begin SOURCE RECORDS
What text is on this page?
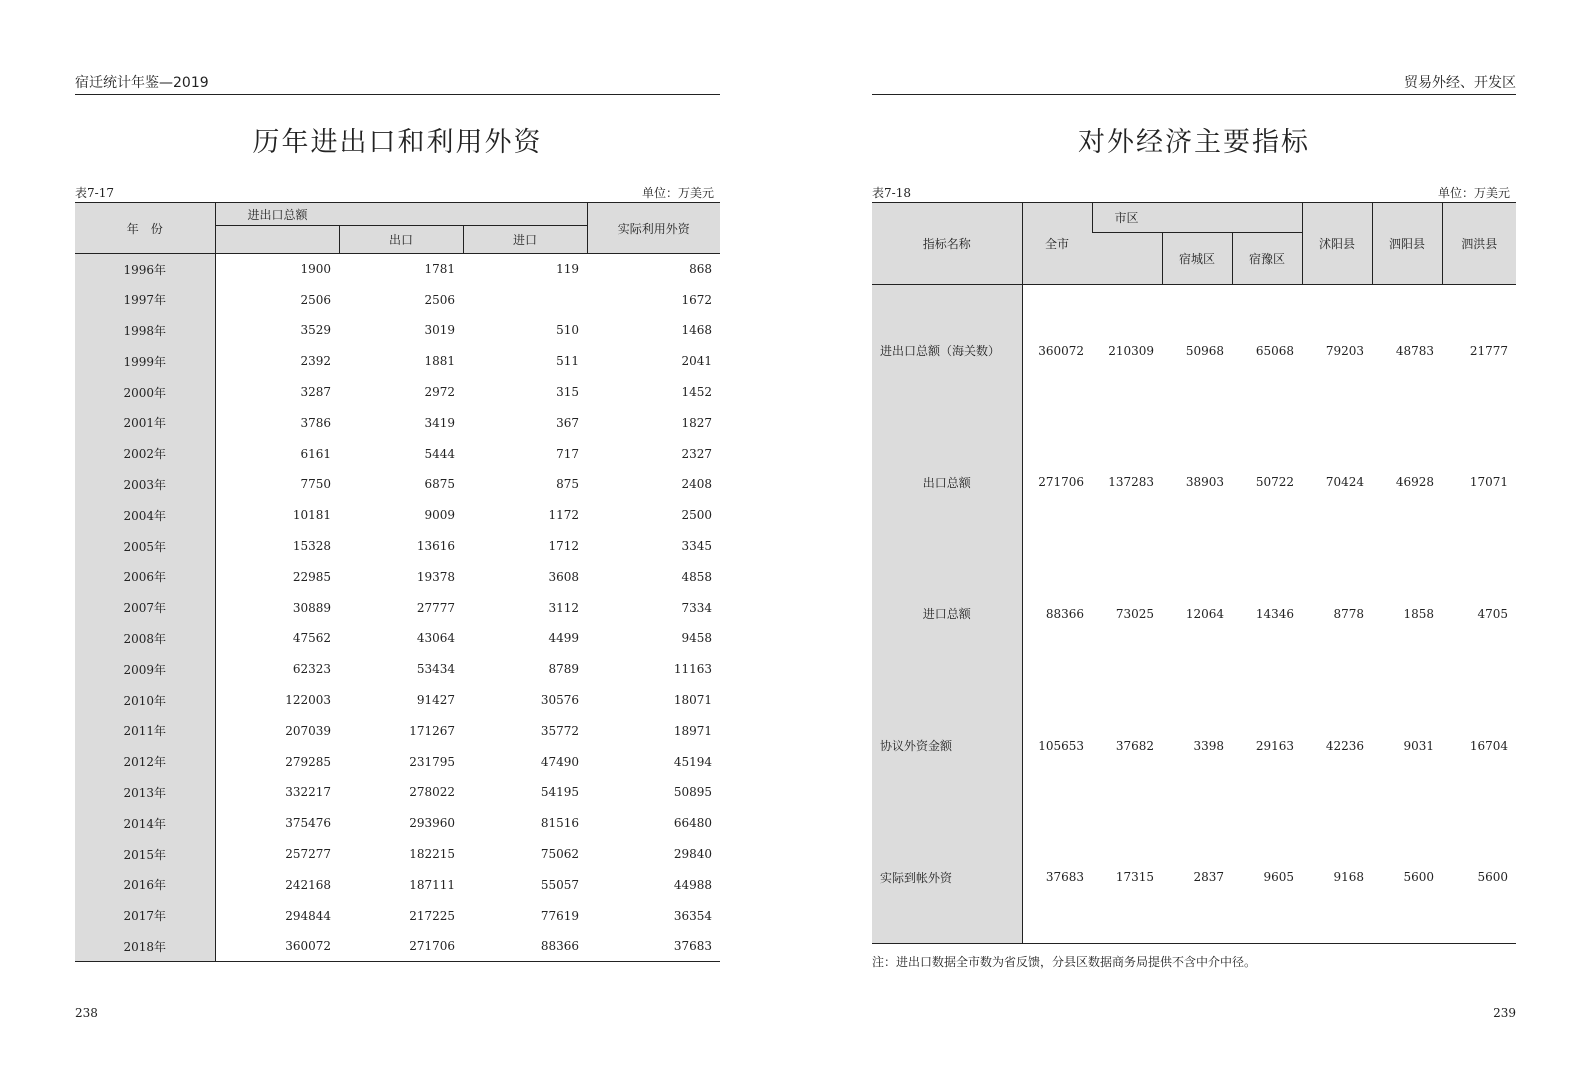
宿迁统计年鉴—2019
历年进出口和利用外资
表7-17	单位：万美元
年　份	进出口总额			实际利用外资
		出口	进口	
1996年	1900	1781	119	868
1997年	2506	2506		1672
1998年	3529	3019	510	1468
1999年	2392	1881	511	2041
2000年	3287	2972	315	1452
2001年	3786	3419	367	1827
2002年	6161	5444	717	2327
2003年	7750	6875	875	2408
2004年	10181	9009	1172	2500
2005年	15328	13616	1712	3345
2006年	22985	19378	3608	4858
2007年	30889	27777	3112	7334
2008年	47562	43064	4499	9458
2009年	62323	53434	8789	11163
2010年	122003	91427	30576	18071
2011年	207039	171267	35772	18971
2012年	279285	231795	47490	45194
2013年	332217	278022	54195	50895
2014年	375476	293960	81516	66480
2015年	257277	182215	75062	29840
2016年	242168	187111	55057	44988
2017年	294844	217225	77619	36354
2018年	360072	271706	88366	37683
238
贸易外经、开发区
对外经济主要指标
表7-18	单位：万美元
指标名称	全市	市区			沭阳县	泗阳县	泗洪县
			宿城区	宿豫区			
进出口总额（海关数）	360072	210309	50968	65068	79203	48783	21777
出口总额	271706	137283	38903	50722	70424	46928	17071
进口总额	88366	73025	12064	14346	8778	1858	4705
协议外资金额	105653	37682	3398	29163	42236	9031	16704
实际到帐外资	37683	17315	2837	9605	9168	5600	5600
注：进出口数据全市数为省反馈，分县区数据商务局提供不含中介中径。
239
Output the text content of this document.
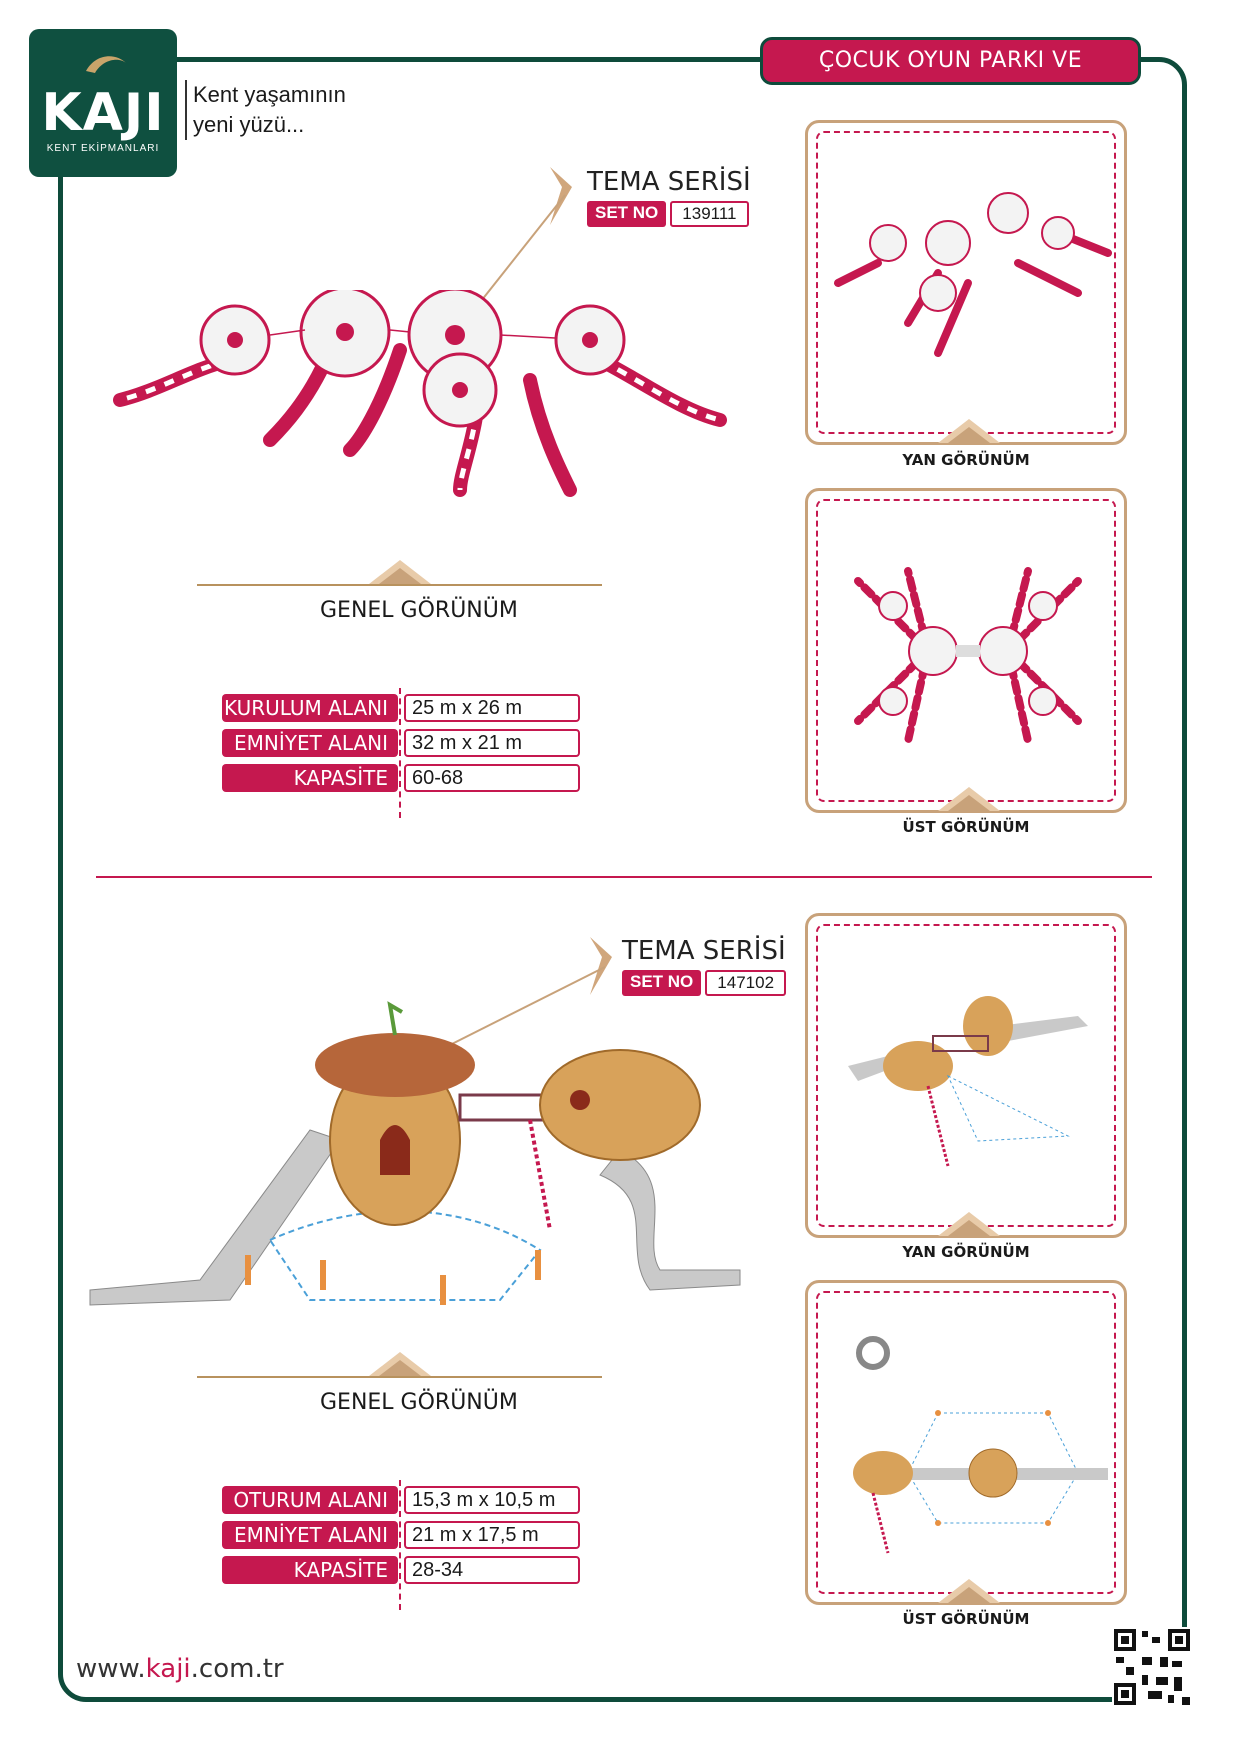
KAJI
KENT EKİPMANLARI
Kent yaşamının
yeni yüzü...
ÇOCUK OYUN PARKI VE EKİPMANLARI
TEMA SERİSİ
SET NO	139111
GENEL GÖRÜNÜM
KURULUM ALANI	25 m x 26 m
EMNİYET ALANI	32 m x 21 m
KAPASİTE	60-68
YAN GÖRÜNÜM
ÜST GÖRÜNÜM
TEMA SERİSİ
SET NO	147102
GENEL GÖRÜNÜM
OTURUM ALANI	15,3 m x 10,5 m
EMNİYET ALANI	21 m x 17,5 m
KAPASİTE	28-34
YAN GÖRÜNÜM
ÜST GÖRÜNÜM
www.kaji.com.tr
end SOURCE RECORDS
● **REQUIREMENT**: Using the data above, print every line exactly, omitting pictures.

● **TASK OUTPUT**:
What text is on this page?
宿迁统计年鉴—2019
历年进出口和利用外资
表7-17	单位：万美元
年　份	进出口总额			实际利用外资
		出口	进口	
1996年	1900	1781	119	868
1997年	2506	2506		1672
1998年	3529	3019	510	1468
1999年	2392	1881	511	2041
2000年	3287	2972	315	1452
2001年	3786	3419	367	1827
2002年	6161	5444	717	2327
2003年	7750	6875	875	2408
2004年	10181	9009	1172	2500
2005年	15328	13616	1712	3345
2006年	22985	19378	3608	4858
2007年	30889	27777	3112	7334
2008年	47562	43064	4499	9458
2009年	62323	53434	8789	11163
2010年	122003	91427	30576	18071
2011年	207039	171267	35772	18971
2012年	279285	231795	47490	45194
2013年	332217	278022	54195	50895
2014年	375476	293960	81516	66480
2015年	257277	182215	75062	29840
2016年	242168	187111	55057	44988
2017年	294844	217225	77619	36354
2018年	360072	271706	88366	37683
238
贸易外经、开发区
对外经济主要指标
表7-18	单位：万美元
指标名称	全市	市区			沭阳县	泗阳县	泗洪县
			宿城区	宿豫区			
进出口总额（海关数）	360072	210309	50968	65068	79203	48783	21777
出口总额	271706	137283	38903	50722	70424	46928	17071
进口总额	88366	73025	12064	14346	8778	1858	4705
协议外资金额	105653	37682	3398	29163	42236	9031	16704
实际到帐外资	37683	17315	2837	9605	9168	5600	5600
注：进出口数据全市数为省反馈，分县区数据商务局提供不含中介中径。
239
Output the text content of this document.
KAJI
KENT EKİPMANLARI
Kent yaşamının
yeni yüzü...
ÇOCUK OYUN PARKI VE EKİPMANLARI
TEMA SERİSİ
SET NO	139111
GENEL GÖRÜNÜM
KURULUM ALANI	25 m x 26 m
EMNİYET ALANI	32 m x 21 m
KAPASİTE	60-68
YAN GÖRÜNÜM
ÜST GÖRÜNÜM
TEMA SERİSİ
SET NO	147102
GENEL GÖRÜNÜM
OTURUM ALANI	15,3 m x 10,5 m
EMNİYET ALANI	21 m x 17,5 m
KAPASİTE	28-34
YAN GÖRÜNÜM
ÜST GÖRÜNÜM
www.kaji.com.tr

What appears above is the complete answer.